### Task requirements:
Copy out each line that mentions the word "screenshot".
** START OF Provided entries **
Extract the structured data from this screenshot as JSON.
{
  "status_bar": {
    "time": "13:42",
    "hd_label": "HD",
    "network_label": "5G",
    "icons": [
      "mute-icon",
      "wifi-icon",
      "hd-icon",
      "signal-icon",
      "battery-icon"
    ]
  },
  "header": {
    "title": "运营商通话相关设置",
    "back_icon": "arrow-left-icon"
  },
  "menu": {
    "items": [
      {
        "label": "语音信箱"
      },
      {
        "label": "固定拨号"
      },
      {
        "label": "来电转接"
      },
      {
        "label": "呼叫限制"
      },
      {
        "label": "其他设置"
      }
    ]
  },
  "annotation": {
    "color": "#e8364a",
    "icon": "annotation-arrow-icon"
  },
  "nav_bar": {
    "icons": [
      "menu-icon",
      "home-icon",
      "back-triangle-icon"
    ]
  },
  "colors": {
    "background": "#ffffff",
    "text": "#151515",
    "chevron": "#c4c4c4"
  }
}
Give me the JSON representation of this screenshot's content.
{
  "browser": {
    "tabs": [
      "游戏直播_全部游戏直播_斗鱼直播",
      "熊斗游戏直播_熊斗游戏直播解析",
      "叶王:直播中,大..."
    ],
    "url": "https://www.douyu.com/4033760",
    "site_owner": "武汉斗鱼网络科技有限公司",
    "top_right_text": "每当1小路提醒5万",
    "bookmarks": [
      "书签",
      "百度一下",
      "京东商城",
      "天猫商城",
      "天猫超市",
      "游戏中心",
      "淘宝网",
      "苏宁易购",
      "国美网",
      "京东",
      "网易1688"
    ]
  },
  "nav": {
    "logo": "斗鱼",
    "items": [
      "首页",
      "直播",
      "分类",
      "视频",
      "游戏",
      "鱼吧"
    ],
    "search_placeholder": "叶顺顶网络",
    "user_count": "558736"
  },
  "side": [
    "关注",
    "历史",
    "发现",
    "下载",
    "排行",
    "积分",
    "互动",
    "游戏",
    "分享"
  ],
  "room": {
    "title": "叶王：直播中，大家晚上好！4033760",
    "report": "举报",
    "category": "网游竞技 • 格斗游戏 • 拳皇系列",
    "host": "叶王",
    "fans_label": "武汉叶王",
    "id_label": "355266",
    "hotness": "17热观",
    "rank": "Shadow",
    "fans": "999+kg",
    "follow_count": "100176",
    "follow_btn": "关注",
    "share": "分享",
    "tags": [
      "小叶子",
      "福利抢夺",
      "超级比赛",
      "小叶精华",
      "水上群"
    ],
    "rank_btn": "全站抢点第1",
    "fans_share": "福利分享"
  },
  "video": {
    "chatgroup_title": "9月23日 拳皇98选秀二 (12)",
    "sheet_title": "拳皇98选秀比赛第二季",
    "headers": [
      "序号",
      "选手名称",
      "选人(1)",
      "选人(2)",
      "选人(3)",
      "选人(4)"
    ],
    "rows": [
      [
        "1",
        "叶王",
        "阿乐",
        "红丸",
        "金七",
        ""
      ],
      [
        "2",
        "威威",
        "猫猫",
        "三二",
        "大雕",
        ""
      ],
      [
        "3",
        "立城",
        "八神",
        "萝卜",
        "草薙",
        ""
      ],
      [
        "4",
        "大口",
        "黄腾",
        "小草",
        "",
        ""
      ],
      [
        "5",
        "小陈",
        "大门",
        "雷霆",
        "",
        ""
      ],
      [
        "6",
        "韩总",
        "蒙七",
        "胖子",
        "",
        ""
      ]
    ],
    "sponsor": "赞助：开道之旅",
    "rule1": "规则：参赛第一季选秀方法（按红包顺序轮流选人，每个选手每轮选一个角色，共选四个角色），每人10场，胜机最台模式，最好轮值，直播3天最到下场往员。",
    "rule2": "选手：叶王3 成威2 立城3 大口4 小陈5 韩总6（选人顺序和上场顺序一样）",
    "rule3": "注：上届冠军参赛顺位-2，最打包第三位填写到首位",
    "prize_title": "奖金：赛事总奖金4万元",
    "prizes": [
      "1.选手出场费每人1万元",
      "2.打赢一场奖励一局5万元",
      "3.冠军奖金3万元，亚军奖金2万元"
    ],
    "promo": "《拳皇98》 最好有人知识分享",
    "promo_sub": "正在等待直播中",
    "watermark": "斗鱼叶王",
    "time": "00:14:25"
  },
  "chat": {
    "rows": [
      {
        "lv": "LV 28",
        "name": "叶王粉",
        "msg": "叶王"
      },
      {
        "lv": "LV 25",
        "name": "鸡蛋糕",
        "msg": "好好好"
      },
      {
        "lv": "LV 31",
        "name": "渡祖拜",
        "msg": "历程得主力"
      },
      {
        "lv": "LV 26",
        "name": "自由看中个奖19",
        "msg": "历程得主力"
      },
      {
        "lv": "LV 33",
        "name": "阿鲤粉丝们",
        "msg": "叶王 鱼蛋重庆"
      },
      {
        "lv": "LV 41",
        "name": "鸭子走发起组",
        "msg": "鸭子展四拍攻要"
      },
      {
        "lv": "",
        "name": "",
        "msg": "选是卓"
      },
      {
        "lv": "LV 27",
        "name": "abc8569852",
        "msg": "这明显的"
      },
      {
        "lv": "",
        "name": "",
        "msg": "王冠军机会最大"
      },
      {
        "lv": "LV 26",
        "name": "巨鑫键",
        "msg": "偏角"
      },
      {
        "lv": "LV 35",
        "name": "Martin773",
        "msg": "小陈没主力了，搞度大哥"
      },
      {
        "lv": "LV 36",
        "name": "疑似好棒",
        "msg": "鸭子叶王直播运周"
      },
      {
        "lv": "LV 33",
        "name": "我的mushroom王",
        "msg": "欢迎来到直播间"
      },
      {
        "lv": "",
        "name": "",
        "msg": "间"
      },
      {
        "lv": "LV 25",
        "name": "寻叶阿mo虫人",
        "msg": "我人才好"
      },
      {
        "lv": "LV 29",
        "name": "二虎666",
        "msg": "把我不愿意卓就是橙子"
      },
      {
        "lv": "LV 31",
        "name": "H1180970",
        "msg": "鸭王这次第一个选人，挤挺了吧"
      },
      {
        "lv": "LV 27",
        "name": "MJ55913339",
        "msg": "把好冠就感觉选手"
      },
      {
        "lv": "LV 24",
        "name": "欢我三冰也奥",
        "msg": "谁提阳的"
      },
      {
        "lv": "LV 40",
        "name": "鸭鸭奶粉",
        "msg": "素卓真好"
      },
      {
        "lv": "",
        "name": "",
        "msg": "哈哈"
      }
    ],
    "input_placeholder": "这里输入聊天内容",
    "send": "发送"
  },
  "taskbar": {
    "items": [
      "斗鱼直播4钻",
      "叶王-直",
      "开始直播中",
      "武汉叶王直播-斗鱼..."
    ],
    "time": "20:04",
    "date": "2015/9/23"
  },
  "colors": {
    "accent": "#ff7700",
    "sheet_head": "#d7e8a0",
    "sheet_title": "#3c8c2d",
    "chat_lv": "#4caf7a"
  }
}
** END OF Provided entries **
### Response to the exercise:
Extract the structured data from this screenshot as JSON.
Give me the JSON representation of this screenshot's content.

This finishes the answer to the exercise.